**Your objective**
Exact repetition of every entry is required.

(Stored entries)

════════════════════

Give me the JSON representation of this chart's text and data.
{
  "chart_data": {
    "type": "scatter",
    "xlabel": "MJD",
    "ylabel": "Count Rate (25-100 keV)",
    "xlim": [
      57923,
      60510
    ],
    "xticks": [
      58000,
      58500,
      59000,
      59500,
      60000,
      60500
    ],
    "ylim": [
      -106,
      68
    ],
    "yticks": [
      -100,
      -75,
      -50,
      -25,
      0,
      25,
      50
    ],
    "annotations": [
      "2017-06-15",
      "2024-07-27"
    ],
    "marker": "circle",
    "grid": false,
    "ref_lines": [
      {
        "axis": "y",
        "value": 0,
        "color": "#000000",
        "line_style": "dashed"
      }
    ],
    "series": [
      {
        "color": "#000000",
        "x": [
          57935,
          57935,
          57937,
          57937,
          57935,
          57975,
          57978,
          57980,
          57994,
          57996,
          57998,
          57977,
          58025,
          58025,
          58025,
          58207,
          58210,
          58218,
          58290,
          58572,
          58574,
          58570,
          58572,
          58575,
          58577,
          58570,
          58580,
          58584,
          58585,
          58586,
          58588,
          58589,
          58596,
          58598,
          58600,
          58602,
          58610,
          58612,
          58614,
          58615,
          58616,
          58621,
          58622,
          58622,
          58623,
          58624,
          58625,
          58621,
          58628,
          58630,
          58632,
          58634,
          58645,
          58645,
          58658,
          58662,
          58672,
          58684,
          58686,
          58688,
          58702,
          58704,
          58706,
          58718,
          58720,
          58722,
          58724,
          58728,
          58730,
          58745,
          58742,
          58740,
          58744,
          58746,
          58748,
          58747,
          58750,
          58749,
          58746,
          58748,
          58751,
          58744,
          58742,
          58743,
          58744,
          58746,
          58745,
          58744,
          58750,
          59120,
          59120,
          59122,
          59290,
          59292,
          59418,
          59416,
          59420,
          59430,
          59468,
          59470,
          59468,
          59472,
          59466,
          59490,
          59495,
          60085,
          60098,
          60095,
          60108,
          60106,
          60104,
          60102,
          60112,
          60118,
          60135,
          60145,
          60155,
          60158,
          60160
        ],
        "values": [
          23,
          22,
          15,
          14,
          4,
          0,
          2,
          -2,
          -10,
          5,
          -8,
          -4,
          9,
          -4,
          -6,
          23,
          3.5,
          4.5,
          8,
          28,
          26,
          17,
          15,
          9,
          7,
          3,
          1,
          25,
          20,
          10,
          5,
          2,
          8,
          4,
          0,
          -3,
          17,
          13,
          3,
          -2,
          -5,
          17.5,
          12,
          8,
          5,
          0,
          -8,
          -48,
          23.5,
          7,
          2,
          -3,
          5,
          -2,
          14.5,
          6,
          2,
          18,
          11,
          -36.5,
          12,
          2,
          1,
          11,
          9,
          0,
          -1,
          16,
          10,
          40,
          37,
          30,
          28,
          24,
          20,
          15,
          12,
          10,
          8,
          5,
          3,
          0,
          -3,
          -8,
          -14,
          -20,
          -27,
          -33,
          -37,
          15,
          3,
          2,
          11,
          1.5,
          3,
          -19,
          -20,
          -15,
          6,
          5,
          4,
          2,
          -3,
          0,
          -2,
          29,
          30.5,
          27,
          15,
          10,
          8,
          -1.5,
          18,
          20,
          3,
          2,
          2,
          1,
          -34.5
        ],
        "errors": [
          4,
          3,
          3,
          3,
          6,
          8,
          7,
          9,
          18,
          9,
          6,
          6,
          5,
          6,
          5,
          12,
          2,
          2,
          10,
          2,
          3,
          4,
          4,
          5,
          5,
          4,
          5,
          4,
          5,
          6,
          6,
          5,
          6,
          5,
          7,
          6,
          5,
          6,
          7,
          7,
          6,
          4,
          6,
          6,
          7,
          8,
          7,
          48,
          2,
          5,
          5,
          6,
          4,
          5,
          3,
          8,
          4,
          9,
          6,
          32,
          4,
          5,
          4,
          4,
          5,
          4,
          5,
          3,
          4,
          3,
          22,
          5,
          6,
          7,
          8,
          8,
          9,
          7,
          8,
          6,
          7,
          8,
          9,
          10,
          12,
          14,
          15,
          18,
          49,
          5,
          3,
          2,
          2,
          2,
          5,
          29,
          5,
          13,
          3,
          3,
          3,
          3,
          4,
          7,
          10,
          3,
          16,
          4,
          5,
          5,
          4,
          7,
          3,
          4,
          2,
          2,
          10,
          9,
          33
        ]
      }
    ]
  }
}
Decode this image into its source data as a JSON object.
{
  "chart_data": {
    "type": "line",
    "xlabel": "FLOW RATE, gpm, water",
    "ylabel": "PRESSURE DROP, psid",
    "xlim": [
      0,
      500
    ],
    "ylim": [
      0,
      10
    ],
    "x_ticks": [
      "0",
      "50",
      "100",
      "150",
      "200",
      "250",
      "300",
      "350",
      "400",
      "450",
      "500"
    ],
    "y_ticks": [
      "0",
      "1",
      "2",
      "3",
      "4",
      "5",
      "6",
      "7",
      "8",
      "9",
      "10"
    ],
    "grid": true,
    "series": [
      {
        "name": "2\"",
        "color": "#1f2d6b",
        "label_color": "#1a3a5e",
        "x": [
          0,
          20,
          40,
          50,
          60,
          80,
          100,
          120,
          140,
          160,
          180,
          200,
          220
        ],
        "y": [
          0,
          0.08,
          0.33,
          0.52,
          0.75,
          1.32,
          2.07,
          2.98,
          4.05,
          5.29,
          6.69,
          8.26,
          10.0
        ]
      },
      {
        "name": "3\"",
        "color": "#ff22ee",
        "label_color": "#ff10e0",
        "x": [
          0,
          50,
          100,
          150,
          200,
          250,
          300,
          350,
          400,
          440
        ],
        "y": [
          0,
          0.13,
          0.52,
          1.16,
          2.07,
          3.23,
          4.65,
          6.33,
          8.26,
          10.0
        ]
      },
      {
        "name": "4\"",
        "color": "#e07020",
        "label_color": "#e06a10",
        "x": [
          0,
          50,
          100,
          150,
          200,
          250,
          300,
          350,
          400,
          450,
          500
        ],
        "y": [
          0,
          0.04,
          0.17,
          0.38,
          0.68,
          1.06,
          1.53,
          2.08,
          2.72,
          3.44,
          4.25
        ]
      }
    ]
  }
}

════════════════════

**Response below**
Give me the JSON representation of this chart's text and data.
{
  "chart_data": {
    "type": "scatter",
    "xlabel": "MJD",
    "ylabel": "Count Rate (25-100 keV)",
    "xlim": [
      57923,
      60510
    ],
    "xticks": [
      58000,
      58500,
      59000,
      59500,
      60000,
      60500
    ],
    "ylim": [
      -106,
      68
    ],
    "yticks": [
      -100,
      -75,
      -50,
      -25,
      0,
      25,
      50
    ],
    "annotations": [
      "2017-06-15",
      "2024-07-27"
    ],
    "marker": "circle",
    "grid": false,
    "ref_lines": [
      {
        "axis": "y",
        "value": 0,
        "color": "#000000",
        "line_style": "dashed"
      }
    ],
    "series": [
      {
        "color": "#000000",
        "x": [
          57935,
          57935,
          57937,
          57937,
          57935,
          57975,
          57978,
          57980,
          57994,
          57996,
          57998,
          57977,
          58025,
          58025,
          58025,
          58207,
          58210,
          58218,
          58290,
          58572,
          58574,
          58570,
          58572,
          58575,
          58577,
          58570,
          58580,
          58584,
          58585,
          58586,
          58588,
          58589,
          58596,
          58598,
          58600,
          58602,
          58610,
          58612,
          58614,
          58615,
          58616,
          58621,
          58622,
          58622,
          58623,
          58624,
          58625,
          58621,
          58628,
          58630,
          58632,
          58634,
          58645,
          58645,
          58658,
          58662,
          58672,
          58684,
          58686,
          58688,
          58702,
          58704,
          58706,
          58718,
          58720,
          58722,
          58724,
          58728,
          58730,
          58745,
          58742,
          58740,
          58744,
          58746,
          58748,
          58747,
          58750,
          58749,
          58746,
          58748,
          58751,
          58744,
          58742,
          58743,
          58744,
          58746,
          58745,
          58744,
          58750,
          59120,
          59120,
          59122,
          59290,
          59292,
          59418,
          59416,
          59420,
          59430,
          59468,
          59470,
          59468,
          59472,
          59466,
          59490,
          59495,
          60085,
          60098,
          60095,
          60108,
          60106,
          60104,
          60102,
          60112,
          60118,
          60135,
          60145,
          60155,
          60158,
          60160
        ],
        "values": [
          23,
          22,
          15,
          14,
          4,
          0,
          2,
          -2,
          -10,
          5,
          -8,
          -4,
          9,
          -4,
          -6,
          23,
          3.5,
          4.5,
          8,
          28,
          26,
          17,
          15,
          9,
          7,
          3,
          1,
          25,
          20,
          10,
          5,
          2,
          8,
          4,
          0,
          -3,
          17,
          13,
          3,
          -2,
          -5,
          17.5,
          12,
          8,
          5,
          0,
          -8,
          -48,
          23.5,
          7,
          2,
          -3,
          5,
          -2,
          14.5,
          6,
          2,
          18,
          11,
          -36.5,
          12,
          2,
          1,
          11,
          9,
          0,
          -1,
          16,
          10,
          40,
          37,
          30,
          28,
          24,
          20,
          15,
          12,
          10,
          8,
          5,
          3,
          0,
          -3,
          -8,
          -14,
          -20,
          -27,
          -33,
          -37,
          15,
          3,
          2,
          11,
          1.5,
          3,
          -19,
          -20,
          -15,
          6,
          5,
          4,
          2,
          -3,
          0,
          -2,
          29,
          30.5,
          27,
          15,
          10,
          8,
          -1.5,
          18,
          20,
          3,
          2,
          2,
          1,
          -34.5
        ],
        "errors": [
          4,
          3,
          3,
          3,
          6,
          8,
          7,
          9,
          18,
          9,
          6,
          6,
          5,
          6,
          5,
          12,
          2,
          2,
          10,
          2,
          3,
          4,
          4,
          5,
          5,
          4,
          5,
          4,
          5,
          6,
          6,
          5,
          6,
          5,
          7,
          6,
          5,
          6,
          7,
          7,
          6,
          4,
          6,
          6,
          7,
          8,
          7,
          48,
          2,
          5,
          5,
          6,
          4,
          5,
          3,
          8,
          4,
          9,
          6,
          32,
          4,
          5,
          4,
          4,
          5,
          4,
          5,
          3,
          4,
          3,
          22,
          5,
          6,
          7,
          8,
          8,
          9,
          7,
          8,
          6,
          7,
          8,
          9,
          10,
          12,
          14,
          15,
          18,
          49,
          5,
          3,
          2,
          2,
          2,
          5,
          29,
          5,
          13,
          3,
          3,
          3,
          3,
          4,
          7,
          10,
          3,
          16,
          4,
          5,
          5,
          4,
          7,
          3,
          4,
          2,
          2,
          10,
          9,
          33
        ]
      }
    ]
  }
}
Decode this image into its source data as a JSON object.
{
  "chart_data": {
    "type": "line",
    "xlabel": "FLOW RATE, gpm, water",
    "ylabel": "PRESSURE DROP, psid",
    "xlim": [
      0,
      500
    ],
    "ylim": [
      0,
      10
    ],
    "x_ticks": [
      "0",
      "50",
      "100",
      "150",
      "200",
      "250",
      "300",
      "350",
      "400",
      "450",
      "500"
    ],
    "y_ticks": [
      "0",
      "1",
      "2",
      "3",
      "4",
      "5",
      "6",
      "7",
      "8",
      "9",
      "10"
    ],
    "grid": true,
    "series": [
      {
        "name": "2\"",
        "color": "#1f2d6b",
        "label_color": "#1a3a5e",
        "x": [
          0,
          20,
          40,
          50,
          60,
          80,
          100,
          120,
          140,
          160,
          180,
          200,
          220
        ],
        "y": [
          0,
          0.08,
          0.33,
          0.52,
          0.75,
          1.32,
          2.07,
          2.98,
          4.05,
          5.29,
          6.69,
          8.26,
          10.0
        ]
      },
      {
        "name": "3\"",
        "color": "#ff22ee",
        "label_color": "#ff10e0",
        "x": [
          0,
          50,
          100,
          150,
          200,
          250,
          300,
          350,
          400,
          440
        ],
        "y": [
          0,
          0.13,
          0.52,
          1.16,
          2.07,
          3.23,
          4.65,
          6.33,
          8.26,
          10.0
        ]
      },
      {
        "name": "4\"",
        "color": "#e07020",
        "label_color": "#e06a10",
        "x": [
          0,
          50,
          100,
          150,
          200,
          250,
          300,
          350,
          400,
          450,
          500
        ],
        "y": [
          0,
          0.04,
          0.17,
          0.38,
          0.68,
          1.06,
          1.53,
          2.08,
          2.72,
          3.44,
          4.25
        ]
      }
    ]
  }
}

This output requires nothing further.